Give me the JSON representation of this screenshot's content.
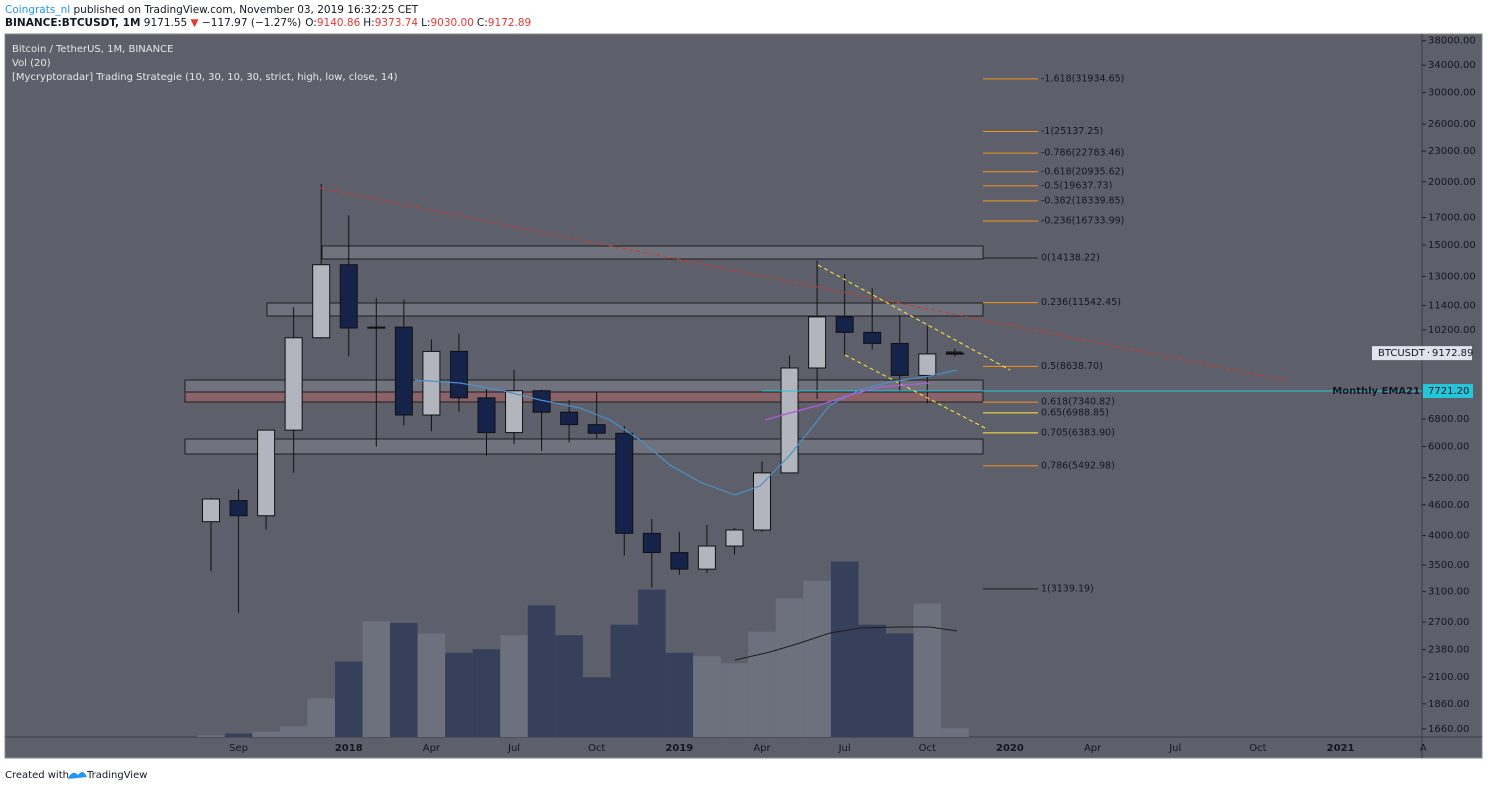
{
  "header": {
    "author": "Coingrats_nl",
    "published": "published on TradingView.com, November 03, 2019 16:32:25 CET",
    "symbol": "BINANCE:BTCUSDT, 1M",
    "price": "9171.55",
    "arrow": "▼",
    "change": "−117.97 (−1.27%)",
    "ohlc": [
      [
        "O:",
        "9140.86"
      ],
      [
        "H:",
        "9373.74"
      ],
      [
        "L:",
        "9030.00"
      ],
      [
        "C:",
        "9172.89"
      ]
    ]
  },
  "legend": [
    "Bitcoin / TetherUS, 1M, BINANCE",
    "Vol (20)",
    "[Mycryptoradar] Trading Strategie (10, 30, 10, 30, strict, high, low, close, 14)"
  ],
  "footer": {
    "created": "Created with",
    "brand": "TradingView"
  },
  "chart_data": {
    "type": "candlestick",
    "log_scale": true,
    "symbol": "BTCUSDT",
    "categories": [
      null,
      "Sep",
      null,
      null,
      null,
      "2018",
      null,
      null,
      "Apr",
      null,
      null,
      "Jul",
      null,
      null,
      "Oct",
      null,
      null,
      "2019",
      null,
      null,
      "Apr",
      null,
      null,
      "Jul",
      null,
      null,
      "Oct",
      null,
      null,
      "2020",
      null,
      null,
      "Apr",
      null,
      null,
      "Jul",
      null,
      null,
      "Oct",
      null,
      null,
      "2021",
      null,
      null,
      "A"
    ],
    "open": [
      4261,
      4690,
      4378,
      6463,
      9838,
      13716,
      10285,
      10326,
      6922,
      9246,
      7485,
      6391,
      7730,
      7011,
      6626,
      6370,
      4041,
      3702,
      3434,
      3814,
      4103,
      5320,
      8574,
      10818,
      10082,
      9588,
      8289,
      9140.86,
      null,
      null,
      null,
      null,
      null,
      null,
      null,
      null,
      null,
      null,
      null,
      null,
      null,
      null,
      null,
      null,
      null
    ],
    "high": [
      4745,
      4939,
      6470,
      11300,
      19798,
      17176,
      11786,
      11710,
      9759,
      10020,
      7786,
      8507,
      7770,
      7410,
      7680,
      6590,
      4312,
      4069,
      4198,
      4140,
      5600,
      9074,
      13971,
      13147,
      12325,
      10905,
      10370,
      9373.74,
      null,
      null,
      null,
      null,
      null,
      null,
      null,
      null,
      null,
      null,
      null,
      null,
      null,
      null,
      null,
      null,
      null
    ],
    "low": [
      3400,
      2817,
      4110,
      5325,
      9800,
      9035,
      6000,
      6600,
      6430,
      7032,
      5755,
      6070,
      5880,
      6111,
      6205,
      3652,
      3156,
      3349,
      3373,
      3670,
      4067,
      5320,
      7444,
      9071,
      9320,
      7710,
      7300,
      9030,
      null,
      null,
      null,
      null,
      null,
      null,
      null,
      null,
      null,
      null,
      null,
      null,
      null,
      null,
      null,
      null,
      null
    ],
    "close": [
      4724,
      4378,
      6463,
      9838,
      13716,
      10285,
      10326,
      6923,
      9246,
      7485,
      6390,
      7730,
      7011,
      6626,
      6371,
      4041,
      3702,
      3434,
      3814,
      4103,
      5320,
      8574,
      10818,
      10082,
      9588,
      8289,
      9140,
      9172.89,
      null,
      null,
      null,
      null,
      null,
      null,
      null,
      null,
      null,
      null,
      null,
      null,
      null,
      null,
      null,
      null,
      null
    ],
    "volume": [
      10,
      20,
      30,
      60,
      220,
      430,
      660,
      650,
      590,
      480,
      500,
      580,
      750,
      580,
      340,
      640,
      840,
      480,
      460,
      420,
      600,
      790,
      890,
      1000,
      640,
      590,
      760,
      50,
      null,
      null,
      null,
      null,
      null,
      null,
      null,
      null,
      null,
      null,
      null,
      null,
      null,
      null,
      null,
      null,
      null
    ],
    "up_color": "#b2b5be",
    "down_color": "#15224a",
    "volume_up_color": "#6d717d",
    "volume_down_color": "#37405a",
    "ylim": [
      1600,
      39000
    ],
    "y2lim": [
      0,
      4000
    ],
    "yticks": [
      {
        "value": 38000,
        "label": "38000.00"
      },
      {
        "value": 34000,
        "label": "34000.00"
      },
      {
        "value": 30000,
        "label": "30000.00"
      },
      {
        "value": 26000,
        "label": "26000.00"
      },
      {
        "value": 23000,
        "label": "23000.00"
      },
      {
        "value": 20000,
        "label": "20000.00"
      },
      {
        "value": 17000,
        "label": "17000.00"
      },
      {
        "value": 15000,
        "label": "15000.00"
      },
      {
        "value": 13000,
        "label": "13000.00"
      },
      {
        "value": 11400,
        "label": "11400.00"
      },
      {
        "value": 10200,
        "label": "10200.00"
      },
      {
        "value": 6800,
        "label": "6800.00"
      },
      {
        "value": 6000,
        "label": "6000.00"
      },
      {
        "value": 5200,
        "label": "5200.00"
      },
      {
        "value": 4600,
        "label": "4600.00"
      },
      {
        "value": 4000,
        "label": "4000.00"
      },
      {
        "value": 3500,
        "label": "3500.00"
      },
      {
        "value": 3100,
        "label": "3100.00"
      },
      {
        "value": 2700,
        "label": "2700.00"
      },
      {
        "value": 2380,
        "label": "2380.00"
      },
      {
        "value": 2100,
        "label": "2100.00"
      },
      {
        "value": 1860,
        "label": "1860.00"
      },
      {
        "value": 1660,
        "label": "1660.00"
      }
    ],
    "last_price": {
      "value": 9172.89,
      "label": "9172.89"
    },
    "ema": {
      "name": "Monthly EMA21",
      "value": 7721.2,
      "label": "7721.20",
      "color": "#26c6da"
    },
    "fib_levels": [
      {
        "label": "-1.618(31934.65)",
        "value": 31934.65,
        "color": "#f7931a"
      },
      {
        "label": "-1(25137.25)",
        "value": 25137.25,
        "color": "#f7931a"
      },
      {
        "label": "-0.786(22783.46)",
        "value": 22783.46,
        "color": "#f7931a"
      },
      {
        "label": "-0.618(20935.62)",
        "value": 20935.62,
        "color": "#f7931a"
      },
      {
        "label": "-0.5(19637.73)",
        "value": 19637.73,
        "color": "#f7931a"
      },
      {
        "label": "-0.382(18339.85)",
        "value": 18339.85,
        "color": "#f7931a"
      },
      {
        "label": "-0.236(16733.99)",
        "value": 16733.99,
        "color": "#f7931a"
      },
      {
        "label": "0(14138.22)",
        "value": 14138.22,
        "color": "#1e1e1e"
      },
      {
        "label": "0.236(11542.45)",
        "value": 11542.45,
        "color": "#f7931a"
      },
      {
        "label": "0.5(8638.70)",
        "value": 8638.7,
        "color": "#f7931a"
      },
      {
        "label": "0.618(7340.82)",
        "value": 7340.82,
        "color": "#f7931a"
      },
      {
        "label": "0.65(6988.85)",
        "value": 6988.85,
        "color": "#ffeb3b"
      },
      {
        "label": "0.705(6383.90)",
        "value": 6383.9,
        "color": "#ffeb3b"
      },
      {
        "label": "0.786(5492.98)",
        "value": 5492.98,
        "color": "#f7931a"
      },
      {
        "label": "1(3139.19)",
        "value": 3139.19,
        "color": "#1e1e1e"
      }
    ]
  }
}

++++++++++++++++++++

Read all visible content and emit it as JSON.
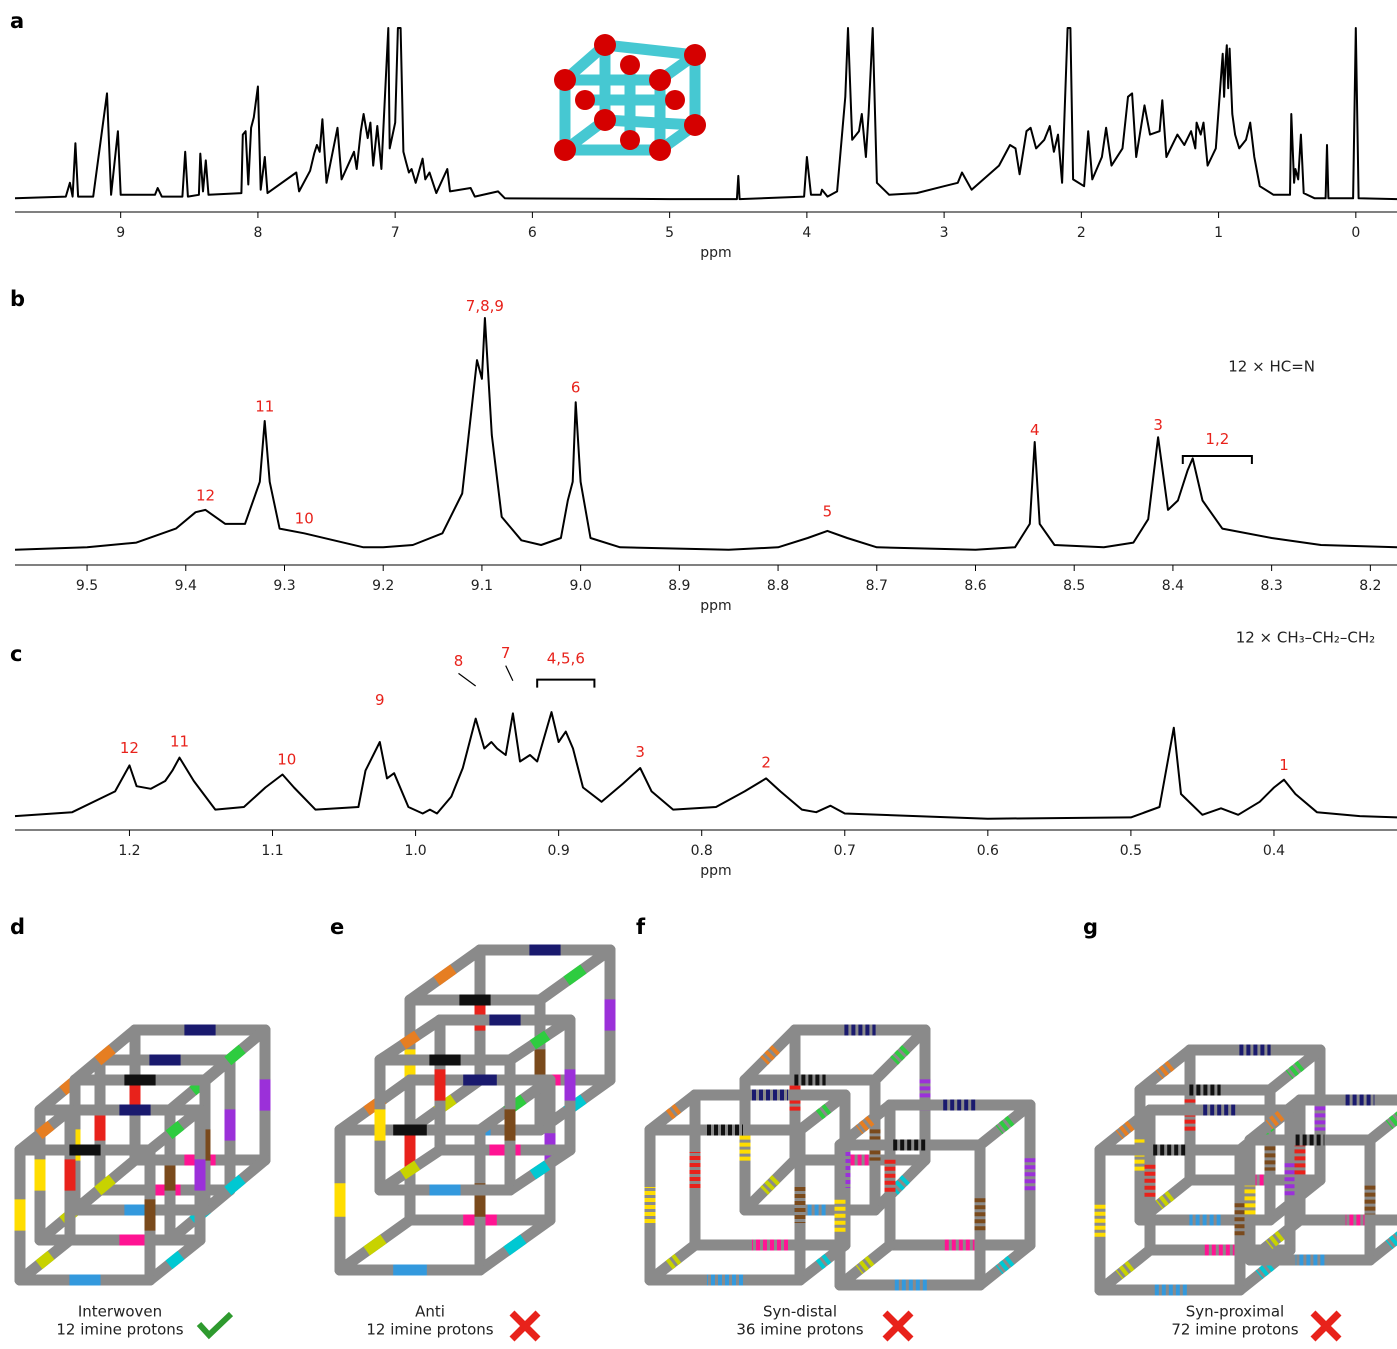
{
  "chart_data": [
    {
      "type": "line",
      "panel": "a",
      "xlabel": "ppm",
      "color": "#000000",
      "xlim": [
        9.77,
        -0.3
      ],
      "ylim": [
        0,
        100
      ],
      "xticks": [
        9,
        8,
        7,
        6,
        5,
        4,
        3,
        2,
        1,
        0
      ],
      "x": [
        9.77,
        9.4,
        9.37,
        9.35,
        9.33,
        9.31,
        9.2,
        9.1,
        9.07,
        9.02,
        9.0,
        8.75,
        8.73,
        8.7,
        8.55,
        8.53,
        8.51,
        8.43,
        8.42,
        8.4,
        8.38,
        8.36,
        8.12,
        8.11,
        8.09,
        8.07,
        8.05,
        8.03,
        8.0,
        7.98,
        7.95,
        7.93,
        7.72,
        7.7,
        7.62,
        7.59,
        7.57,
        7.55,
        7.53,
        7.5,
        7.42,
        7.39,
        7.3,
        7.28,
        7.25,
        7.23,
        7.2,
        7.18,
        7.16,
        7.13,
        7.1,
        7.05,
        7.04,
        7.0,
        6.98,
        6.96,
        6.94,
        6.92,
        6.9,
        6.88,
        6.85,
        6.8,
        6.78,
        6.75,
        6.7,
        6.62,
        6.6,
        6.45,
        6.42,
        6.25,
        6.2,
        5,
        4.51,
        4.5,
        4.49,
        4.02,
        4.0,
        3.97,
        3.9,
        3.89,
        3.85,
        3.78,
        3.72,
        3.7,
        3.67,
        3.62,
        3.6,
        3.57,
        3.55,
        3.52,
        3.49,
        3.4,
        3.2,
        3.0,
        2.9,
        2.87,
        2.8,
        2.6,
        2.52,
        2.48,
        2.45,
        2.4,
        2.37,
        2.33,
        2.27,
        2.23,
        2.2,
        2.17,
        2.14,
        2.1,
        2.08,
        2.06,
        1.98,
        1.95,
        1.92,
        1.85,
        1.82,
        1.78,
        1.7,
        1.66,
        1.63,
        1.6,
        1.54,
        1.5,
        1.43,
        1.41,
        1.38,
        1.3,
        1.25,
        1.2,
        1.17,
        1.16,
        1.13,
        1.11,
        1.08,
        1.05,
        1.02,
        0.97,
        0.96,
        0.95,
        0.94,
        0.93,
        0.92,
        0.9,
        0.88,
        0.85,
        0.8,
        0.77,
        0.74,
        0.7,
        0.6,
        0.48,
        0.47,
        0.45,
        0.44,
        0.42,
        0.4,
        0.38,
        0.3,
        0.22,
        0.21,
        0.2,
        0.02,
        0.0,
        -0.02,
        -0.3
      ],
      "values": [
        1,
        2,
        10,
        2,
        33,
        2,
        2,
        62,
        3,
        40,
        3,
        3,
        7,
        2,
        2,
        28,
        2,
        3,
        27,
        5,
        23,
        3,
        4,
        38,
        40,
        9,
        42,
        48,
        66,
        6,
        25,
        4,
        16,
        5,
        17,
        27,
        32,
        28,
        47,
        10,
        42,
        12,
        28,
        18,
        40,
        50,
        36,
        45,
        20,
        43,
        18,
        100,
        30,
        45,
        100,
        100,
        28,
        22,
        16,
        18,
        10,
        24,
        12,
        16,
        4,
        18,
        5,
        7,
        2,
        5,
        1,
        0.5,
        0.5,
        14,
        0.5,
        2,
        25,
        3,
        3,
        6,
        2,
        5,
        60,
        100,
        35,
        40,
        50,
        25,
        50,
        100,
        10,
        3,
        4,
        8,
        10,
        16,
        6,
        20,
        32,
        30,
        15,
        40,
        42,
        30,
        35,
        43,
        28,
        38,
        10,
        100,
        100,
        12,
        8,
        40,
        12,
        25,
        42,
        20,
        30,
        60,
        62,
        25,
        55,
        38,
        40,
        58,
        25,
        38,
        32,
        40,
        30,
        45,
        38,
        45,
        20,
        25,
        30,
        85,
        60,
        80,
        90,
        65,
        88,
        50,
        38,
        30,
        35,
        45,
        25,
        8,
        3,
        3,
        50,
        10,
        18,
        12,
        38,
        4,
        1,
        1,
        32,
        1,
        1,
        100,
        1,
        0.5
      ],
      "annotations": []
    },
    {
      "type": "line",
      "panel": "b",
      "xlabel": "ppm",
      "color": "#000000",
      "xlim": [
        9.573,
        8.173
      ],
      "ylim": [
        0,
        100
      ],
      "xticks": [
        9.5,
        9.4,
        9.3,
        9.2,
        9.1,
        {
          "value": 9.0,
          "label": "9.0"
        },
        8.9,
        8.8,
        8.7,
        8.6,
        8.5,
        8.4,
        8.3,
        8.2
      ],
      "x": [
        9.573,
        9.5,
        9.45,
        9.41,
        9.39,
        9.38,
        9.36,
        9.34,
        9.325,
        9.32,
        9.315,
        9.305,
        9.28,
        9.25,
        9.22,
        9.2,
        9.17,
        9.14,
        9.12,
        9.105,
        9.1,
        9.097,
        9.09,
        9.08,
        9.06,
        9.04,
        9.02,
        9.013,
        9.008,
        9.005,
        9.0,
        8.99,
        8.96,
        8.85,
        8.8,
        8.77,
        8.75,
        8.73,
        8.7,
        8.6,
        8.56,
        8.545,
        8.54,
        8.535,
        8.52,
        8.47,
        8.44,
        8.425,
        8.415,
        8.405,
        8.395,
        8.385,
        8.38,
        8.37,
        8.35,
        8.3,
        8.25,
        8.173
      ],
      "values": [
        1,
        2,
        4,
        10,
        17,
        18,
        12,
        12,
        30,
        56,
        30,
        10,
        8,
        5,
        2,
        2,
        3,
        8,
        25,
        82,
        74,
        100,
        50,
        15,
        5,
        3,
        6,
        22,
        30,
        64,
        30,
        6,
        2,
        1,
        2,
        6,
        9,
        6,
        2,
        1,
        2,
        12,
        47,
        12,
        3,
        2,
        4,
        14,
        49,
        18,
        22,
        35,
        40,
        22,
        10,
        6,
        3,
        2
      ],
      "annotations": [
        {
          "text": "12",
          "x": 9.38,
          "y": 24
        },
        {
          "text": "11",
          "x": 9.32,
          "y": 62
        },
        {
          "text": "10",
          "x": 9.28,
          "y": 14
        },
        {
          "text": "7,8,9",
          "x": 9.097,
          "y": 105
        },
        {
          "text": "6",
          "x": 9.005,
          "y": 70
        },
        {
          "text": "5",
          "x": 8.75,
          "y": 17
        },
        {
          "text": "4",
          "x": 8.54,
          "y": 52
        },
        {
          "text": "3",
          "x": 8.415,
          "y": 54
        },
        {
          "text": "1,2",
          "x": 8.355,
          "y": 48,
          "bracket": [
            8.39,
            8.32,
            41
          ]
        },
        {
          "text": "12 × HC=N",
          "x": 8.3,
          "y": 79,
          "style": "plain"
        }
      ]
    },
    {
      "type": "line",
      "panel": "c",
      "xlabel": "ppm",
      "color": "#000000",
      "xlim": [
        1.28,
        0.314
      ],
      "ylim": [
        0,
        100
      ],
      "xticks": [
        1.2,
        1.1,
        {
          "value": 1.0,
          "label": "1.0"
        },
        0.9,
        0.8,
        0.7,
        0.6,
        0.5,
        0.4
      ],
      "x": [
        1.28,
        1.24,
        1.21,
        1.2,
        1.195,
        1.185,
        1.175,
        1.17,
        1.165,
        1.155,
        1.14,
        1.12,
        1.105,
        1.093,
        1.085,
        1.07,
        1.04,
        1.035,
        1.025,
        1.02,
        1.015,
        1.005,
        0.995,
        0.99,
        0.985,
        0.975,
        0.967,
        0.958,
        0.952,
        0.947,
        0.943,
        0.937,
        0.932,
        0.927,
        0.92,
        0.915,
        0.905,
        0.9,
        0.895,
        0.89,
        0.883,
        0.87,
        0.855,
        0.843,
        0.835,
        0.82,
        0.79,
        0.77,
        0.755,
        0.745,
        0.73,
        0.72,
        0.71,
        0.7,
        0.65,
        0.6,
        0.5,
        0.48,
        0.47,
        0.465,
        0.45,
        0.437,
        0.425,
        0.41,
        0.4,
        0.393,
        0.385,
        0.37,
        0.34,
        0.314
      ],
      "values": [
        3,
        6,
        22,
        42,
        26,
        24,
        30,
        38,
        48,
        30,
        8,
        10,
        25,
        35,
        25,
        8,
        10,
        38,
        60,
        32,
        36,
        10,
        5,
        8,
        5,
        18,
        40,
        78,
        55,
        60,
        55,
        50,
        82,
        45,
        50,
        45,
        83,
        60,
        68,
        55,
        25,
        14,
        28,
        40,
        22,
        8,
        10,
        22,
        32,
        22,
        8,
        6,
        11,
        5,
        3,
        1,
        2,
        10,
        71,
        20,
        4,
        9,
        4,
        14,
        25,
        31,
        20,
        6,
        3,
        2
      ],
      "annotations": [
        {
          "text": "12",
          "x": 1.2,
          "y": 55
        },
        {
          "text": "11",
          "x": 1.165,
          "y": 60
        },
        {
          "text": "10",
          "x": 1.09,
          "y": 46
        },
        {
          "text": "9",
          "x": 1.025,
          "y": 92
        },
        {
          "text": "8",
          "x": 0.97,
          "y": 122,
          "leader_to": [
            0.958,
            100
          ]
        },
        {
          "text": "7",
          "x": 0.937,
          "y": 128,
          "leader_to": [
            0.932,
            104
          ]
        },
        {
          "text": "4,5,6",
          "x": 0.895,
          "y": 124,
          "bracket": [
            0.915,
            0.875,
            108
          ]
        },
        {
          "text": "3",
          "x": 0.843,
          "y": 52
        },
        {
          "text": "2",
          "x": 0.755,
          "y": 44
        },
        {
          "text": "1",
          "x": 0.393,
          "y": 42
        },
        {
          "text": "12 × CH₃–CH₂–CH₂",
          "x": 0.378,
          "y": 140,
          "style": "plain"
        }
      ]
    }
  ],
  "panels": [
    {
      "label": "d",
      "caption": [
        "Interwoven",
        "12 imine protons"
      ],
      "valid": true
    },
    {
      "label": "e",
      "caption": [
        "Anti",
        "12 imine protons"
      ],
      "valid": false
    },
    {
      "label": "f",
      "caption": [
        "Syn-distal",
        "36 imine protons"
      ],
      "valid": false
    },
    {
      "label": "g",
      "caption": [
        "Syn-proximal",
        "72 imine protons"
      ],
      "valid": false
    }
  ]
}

++++++++++++++++++++

What this task involves: Look through the lines above and collect those with the word "imine".

Final answer:
        "12 imine protons"
        "12 imine protons"
        "36 imine protons"
        "72 imine protons"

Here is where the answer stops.